▶ [WHAT TO PRODUCE]: Go through the records line by line and work out how many lines hold the word "відстоювати". Answer with the number only.

▶ [GIVEN ENTRIES]:

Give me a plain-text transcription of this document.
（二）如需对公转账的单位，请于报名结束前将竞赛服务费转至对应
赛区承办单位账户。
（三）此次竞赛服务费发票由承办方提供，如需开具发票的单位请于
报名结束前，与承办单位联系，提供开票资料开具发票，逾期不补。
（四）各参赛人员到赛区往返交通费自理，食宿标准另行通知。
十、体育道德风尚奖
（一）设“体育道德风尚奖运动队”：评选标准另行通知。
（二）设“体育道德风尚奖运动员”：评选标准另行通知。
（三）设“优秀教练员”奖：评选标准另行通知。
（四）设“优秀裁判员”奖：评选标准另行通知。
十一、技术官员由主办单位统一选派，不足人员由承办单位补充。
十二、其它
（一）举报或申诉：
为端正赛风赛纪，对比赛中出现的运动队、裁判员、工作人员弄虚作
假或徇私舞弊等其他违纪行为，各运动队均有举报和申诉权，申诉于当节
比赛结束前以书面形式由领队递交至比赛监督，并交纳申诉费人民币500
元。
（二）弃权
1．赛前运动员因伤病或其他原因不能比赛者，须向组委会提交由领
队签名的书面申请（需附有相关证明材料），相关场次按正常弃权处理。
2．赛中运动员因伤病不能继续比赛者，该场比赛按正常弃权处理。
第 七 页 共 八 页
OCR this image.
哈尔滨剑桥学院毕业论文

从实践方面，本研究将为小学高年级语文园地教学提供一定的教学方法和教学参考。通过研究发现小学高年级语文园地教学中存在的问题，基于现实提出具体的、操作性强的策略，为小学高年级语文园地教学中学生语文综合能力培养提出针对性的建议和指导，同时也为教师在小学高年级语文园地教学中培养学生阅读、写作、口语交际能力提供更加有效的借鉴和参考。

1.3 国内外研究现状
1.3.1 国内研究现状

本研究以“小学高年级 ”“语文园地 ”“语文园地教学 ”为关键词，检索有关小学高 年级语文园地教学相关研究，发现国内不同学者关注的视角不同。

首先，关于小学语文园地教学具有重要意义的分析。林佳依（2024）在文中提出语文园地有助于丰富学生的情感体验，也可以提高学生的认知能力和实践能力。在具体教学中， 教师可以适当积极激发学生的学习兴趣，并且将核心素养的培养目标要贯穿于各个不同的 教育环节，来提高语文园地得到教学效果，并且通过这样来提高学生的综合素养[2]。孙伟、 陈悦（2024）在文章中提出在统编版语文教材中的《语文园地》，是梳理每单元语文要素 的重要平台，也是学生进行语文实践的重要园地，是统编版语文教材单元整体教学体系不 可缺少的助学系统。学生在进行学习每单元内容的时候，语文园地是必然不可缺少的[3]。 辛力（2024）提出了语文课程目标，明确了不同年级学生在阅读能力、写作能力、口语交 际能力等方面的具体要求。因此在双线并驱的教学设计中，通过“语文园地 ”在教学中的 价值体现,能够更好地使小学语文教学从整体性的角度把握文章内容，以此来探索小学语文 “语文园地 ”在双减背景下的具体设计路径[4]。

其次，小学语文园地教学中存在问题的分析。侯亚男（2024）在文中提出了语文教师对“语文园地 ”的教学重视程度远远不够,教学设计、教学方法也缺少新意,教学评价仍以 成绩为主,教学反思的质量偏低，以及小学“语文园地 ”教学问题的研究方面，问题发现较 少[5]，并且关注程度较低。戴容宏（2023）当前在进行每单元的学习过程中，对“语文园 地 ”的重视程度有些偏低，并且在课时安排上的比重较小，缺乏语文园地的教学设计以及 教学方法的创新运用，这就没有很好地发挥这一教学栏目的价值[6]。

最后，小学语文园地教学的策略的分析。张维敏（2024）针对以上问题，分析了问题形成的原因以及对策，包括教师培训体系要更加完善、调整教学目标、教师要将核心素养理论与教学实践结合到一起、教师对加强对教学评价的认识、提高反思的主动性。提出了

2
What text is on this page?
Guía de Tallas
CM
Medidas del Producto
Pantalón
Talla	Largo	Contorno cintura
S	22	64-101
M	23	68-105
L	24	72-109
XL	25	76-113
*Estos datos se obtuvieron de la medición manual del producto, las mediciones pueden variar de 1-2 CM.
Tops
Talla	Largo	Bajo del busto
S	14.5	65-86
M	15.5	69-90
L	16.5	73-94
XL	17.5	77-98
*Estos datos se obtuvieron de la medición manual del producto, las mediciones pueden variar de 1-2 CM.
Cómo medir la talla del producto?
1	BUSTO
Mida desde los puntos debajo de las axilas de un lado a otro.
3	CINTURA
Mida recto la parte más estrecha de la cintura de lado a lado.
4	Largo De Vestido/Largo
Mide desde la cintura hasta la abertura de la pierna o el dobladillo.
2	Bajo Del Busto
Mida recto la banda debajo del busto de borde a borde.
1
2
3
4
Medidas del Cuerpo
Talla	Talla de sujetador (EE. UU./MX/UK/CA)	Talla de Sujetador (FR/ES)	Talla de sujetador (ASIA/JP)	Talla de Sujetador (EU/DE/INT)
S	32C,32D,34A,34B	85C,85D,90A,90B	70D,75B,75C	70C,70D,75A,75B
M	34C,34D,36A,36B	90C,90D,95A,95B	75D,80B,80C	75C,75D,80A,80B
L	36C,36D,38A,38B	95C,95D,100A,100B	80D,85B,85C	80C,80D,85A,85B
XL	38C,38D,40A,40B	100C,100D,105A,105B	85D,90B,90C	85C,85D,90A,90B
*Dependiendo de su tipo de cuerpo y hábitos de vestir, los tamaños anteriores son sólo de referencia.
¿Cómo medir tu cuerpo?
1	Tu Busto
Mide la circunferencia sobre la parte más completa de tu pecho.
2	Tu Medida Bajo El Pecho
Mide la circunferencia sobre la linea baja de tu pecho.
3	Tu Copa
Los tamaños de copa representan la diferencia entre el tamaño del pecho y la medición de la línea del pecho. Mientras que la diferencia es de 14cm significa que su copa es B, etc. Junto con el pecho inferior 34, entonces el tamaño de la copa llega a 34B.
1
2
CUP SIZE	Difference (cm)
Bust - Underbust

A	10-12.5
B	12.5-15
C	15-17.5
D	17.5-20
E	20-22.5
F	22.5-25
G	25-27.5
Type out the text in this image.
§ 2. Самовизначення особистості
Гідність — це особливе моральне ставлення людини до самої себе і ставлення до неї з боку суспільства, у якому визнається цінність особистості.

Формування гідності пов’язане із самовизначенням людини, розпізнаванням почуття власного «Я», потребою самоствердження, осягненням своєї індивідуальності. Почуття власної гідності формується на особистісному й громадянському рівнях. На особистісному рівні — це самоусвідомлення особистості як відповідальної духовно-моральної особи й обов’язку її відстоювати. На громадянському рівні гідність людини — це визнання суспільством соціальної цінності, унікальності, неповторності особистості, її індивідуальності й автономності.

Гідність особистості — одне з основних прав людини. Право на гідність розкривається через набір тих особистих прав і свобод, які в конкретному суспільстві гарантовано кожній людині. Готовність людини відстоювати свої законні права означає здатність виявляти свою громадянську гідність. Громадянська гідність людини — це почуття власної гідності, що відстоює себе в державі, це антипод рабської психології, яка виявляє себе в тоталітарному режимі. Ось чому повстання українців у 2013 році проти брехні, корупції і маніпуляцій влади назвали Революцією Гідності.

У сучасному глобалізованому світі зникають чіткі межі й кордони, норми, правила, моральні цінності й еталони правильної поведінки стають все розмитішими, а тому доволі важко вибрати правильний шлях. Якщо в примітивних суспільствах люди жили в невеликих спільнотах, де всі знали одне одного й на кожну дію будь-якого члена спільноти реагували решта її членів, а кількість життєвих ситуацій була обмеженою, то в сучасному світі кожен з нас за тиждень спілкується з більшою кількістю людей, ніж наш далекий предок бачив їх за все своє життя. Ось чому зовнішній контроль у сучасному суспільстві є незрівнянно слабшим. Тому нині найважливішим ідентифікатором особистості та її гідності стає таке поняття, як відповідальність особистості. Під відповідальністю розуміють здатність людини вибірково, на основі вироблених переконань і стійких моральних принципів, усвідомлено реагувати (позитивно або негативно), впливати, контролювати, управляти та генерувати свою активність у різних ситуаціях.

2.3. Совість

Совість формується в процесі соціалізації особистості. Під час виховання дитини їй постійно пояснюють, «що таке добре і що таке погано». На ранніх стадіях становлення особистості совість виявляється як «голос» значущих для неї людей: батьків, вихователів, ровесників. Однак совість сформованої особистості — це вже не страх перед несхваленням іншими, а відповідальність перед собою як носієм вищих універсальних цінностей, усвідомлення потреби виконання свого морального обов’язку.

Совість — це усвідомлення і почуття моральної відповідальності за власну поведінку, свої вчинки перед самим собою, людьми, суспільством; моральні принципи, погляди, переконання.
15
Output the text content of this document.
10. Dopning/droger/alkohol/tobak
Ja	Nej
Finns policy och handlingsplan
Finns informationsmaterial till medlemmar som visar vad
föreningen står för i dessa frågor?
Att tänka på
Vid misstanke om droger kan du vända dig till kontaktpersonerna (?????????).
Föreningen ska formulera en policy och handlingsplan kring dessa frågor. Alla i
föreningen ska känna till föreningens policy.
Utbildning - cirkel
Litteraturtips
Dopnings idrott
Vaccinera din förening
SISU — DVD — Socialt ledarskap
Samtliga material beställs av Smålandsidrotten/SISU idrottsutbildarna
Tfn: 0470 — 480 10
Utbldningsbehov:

▶ [RESULT FOR THIS EXERCISE]: 2